◆ AVAILABLE RECORDS
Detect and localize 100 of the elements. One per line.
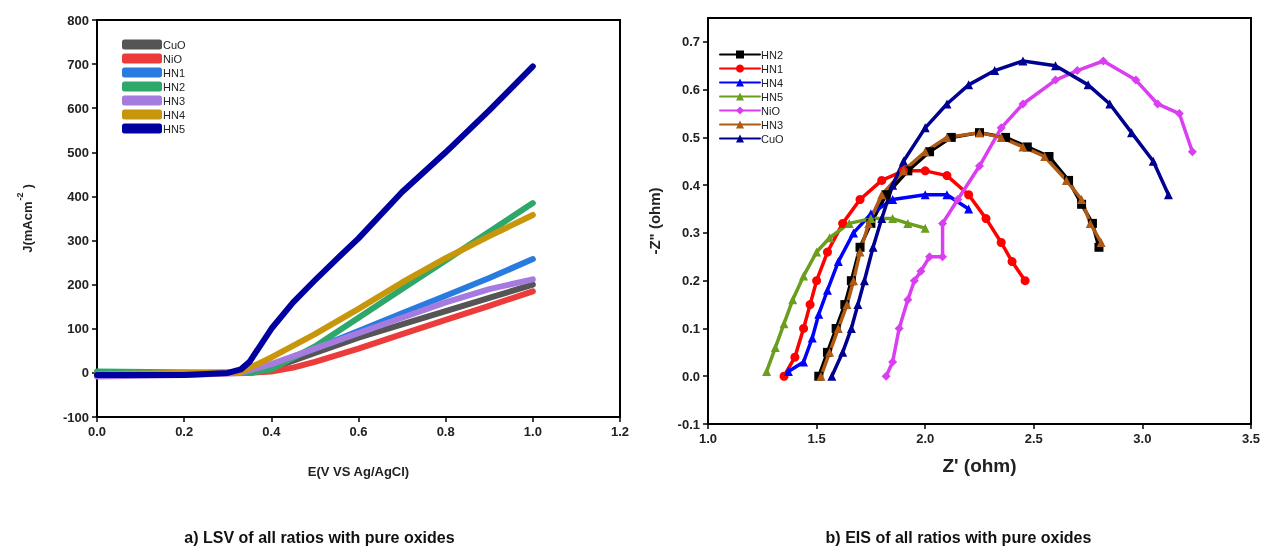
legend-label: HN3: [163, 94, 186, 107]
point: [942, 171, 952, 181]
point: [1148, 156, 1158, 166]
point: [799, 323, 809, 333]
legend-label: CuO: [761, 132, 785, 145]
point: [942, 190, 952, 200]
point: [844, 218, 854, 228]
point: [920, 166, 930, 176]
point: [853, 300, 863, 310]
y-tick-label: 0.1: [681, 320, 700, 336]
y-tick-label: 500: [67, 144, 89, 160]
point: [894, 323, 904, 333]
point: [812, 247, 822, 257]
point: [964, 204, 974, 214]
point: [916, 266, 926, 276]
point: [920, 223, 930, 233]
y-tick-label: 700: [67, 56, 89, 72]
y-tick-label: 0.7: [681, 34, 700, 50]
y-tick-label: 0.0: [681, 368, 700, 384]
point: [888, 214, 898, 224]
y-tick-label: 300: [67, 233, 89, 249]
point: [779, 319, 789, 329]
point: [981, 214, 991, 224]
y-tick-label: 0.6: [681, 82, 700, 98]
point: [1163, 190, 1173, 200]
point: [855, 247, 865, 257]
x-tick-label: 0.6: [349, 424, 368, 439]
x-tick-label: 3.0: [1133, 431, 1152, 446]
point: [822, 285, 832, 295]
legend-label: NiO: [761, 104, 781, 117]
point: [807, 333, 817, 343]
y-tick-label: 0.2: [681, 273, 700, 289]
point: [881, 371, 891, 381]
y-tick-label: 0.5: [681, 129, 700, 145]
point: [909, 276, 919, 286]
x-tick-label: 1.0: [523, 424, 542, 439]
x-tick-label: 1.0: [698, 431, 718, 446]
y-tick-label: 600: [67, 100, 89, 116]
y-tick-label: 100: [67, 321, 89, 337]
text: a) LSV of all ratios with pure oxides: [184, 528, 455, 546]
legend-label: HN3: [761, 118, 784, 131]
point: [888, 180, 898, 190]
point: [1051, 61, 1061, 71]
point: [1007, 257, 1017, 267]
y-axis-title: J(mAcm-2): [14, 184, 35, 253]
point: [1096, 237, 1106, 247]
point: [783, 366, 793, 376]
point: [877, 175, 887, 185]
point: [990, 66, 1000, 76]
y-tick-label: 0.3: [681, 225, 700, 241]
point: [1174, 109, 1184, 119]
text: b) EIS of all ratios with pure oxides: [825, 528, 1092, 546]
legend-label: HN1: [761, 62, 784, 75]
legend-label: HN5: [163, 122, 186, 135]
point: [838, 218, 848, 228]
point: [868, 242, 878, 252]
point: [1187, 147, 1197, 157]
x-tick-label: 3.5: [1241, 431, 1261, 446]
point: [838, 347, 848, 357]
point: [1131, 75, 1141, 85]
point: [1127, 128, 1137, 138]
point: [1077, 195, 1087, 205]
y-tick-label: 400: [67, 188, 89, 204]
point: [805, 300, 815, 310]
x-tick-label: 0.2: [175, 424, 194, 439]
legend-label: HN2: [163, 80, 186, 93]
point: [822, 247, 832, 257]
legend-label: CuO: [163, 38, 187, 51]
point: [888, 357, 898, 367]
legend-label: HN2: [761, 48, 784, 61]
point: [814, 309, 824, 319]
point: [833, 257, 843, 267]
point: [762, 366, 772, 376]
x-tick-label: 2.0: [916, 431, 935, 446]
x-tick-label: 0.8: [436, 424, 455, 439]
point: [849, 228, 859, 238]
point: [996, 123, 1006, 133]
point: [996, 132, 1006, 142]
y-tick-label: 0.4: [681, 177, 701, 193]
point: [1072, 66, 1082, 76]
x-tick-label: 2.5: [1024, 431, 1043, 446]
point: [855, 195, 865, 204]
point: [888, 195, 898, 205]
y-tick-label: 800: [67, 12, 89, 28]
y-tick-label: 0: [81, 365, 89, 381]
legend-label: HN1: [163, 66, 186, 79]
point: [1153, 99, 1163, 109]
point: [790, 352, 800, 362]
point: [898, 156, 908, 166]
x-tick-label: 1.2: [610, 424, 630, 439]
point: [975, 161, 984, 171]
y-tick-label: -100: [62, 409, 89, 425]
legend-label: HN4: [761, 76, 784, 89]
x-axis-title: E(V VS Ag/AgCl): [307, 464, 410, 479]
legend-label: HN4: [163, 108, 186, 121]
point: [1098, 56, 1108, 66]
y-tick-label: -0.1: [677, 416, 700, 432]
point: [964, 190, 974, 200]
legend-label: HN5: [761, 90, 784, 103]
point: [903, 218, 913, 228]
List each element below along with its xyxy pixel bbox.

◆ TO BE DONE
Reproduce all the data above line for line, with no changes, and omit the picture.

◆ SOLUTION FOR THIS EXERCISE
Detect and localize 100 of the elements. One per line.
legend-label: HN3: [163, 94, 186, 107]
point: [942, 171, 952, 181]
point: [1148, 156, 1158, 166]
point: [799, 323, 809, 333]
legend-label: CuO: [761, 132, 785, 145]
point: [942, 190, 952, 200]
point: [844, 218, 854, 228]
point: [920, 166, 930, 176]
point: [853, 300, 863, 310]
y-tick-label: 0.1: [681, 320, 700, 336]
y-tick-label: 500: [67, 144, 89, 160]
point: [894, 323, 904, 333]
point: [812, 247, 822, 257]
point: [964, 204, 974, 214]
point: [916, 266, 926, 276]
point: [920, 223, 930, 233]
y-tick-label: 700: [67, 56, 89, 72]
y-tick-label: 0.7: [681, 34, 700, 50]
y-tick-label: 0.0: [681, 368, 700, 384]
point: [888, 214, 898, 224]
y-tick-label: 300: [67, 233, 89, 249]
point: [779, 319, 789, 329]
point: [981, 214, 991, 224]
y-tick-label: 0.6: [681, 82, 700, 98]
point: [1163, 190, 1173, 200]
point: [855, 247, 865, 257]
x-tick-label: 0.6: [349, 424, 368, 439]
x-tick-label: 3.0: [1133, 431, 1152, 446]
point: [822, 285, 832, 295]
legend-label: NiO: [761, 104, 781, 117]
point: [807, 333, 817, 343]
y-tick-label: 0.2: [681, 273, 700, 289]
point: [881, 371, 891, 381]
y-tick-label: 0.5: [681, 129, 700, 145]
point: [909, 276, 919, 286]
x-tick-label: 1.0: [523, 424, 542, 439]
x-tick-label: 1.0: [698, 431, 718, 446]
y-tick-label: 600: [67, 100, 89, 116]
y-tick-label: 100: [67, 321, 89, 337]
text: a) LSV of all ratios with pure oxides: [184, 528, 455, 546]
legend-label: HN3: [761, 118, 784, 131]
point: [888, 180, 898, 190]
point: [1051, 61, 1061, 71]
point: [1007, 257, 1017, 267]
y-axis-title: J(mAcm-2): [14, 184, 35, 253]
point: [1096, 237, 1106, 247]
point: [783, 366, 793, 376]
point: [877, 175, 887, 185]
point: [990, 66, 1000, 76]
y-tick-label: 0.3: [681, 225, 700, 241]
point: [1174, 109, 1184, 119]
text: b) EIS of all ratios with pure oxides: [825, 528, 1092, 546]
legend-label: HN1: [761, 62, 784, 75]
legend-label: HN5: [163, 122, 186, 135]
point: [838, 218, 848, 228]
point: [868, 242, 878, 252]
point: [1187, 147, 1197, 157]
x-tick-label: 3.5: [1241, 431, 1261, 446]
point: [838, 347, 848, 357]
point: [1131, 75, 1141, 85]
point: [1127, 128, 1137, 138]
point: [1077, 195, 1087, 205]
y-tick-label: 400: [67, 188, 89, 204]
point: [805, 300, 815, 310]
x-tick-label: 0.2: [175, 424, 194, 439]
legend-label: HN2: [163, 80, 186, 93]
point: [822, 247, 832, 257]
legend-label: CuO: [163, 38, 187, 51]
point: [888, 357, 898, 367]
legend-label: HN2: [761, 48, 784, 61]
point: [814, 309, 824, 319]
point: [833, 257, 843, 267]
point: [762, 366, 772, 376]
x-tick-label: 2.0: [916, 431, 935, 446]
x-tick-label: 0.8: [436, 424, 455, 439]
point: [849, 228, 859, 238]
point: [996, 123, 1006, 133]
point: [996, 132, 1006, 142]
y-tick-label: 0.4: [681, 177, 701, 193]
point: [1072, 66, 1082, 76]
x-tick-label: 2.5: [1024, 431, 1043, 446]
point: [855, 195, 865, 204]
point: [888, 195, 898, 205]
y-tick-label: 800: [67, 12, 89, 28]
y-tick-label: 0: [81, 365, 89, 381]
legend-label: HN1: [163, 66, 186, 79]
point: [1153, 99, 1163, 109]
point: [790, 352, 800, 362]
point: [898, 156, 908, 166]
x-tick-label: 1.2: [610, 424, 630, 439]
point: [975, 161, 984, 171]
y-tick-label: -100: [62, 409, 89, 425]
legend-label: HN4: [761, 76, 784, 89]
x-axis-title: E(V VS Ag/AgCl): [307, 464, 410, 479]
legend-label: HN4: [163, 108, 186, 121]
point: [1098, 56, 1108, 66]
y-tick-label: -0.1: [677, 416, 700, 432]
point: [964, 190, 974, 200]
legend-label: HN5: [761, 90, 784, 103]
point: [903, 218, 913, 228]
List each element below along with its xyxy pixel bbox.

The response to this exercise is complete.